What the exercise asks:
State how many lines of the entries hold the string "name", and nothing more.

Saved entries:
>>>>

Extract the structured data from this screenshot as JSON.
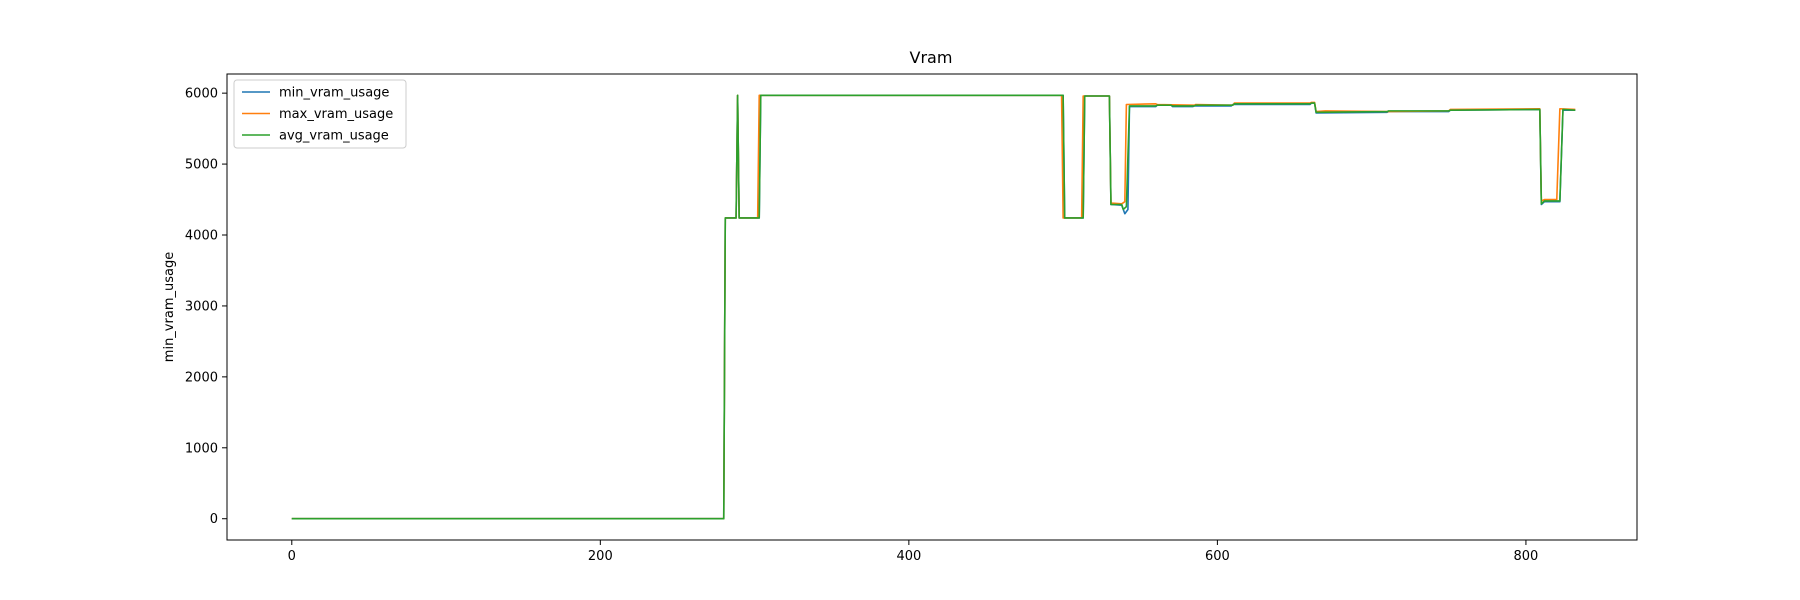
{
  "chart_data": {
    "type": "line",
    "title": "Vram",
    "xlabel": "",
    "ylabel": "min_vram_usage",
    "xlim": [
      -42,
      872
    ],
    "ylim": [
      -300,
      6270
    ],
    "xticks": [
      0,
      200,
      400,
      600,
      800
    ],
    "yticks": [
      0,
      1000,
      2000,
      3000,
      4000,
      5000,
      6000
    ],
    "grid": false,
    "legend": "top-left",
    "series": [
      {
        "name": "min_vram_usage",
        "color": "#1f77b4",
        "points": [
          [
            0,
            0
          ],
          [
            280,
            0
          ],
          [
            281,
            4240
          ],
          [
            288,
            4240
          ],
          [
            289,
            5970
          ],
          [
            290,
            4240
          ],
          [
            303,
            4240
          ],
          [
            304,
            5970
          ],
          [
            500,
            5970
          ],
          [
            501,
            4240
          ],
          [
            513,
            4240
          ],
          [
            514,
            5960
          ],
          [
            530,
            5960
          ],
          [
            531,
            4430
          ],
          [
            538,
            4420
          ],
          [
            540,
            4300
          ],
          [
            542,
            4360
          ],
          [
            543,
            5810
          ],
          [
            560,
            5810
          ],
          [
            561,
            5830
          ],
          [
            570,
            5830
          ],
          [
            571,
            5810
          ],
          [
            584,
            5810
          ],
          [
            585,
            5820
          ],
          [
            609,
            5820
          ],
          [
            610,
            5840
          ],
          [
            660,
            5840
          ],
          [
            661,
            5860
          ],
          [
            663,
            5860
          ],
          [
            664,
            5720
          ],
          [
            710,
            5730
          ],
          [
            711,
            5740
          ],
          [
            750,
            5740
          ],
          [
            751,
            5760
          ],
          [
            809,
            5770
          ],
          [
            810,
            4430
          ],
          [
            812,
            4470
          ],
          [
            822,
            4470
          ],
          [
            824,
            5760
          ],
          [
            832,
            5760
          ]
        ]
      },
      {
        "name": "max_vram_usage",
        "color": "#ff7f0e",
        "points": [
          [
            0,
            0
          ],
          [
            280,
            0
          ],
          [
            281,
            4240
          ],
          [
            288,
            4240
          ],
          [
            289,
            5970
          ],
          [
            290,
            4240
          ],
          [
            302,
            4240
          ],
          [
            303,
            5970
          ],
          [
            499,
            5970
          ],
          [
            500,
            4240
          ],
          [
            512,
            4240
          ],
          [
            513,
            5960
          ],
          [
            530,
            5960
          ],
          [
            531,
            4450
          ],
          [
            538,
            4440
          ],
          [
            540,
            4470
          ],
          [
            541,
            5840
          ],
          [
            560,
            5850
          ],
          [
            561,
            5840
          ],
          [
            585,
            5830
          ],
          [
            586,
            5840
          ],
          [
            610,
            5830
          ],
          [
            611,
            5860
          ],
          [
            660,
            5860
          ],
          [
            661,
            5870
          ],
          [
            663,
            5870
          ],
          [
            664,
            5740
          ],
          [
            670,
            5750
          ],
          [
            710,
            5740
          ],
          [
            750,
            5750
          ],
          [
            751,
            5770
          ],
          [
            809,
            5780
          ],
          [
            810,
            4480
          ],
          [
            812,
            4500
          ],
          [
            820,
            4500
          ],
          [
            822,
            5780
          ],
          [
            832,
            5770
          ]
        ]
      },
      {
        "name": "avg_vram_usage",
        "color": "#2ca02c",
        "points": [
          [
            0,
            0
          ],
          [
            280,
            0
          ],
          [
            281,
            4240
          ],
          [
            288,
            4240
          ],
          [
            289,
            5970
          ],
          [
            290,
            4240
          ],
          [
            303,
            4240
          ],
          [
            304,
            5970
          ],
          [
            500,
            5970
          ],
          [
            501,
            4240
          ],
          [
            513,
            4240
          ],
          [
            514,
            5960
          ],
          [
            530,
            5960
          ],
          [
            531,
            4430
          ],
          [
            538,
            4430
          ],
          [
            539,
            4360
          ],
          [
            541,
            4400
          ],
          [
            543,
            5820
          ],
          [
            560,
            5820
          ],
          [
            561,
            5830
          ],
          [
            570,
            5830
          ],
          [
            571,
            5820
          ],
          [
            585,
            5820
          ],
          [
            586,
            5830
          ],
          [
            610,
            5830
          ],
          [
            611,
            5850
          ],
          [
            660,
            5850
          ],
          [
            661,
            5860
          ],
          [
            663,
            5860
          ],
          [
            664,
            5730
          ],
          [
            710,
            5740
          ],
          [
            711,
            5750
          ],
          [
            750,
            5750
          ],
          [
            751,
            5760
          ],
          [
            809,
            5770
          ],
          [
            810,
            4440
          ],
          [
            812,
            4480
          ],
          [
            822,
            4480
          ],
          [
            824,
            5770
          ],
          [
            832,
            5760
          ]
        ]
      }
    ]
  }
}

<<<<

Solution:
3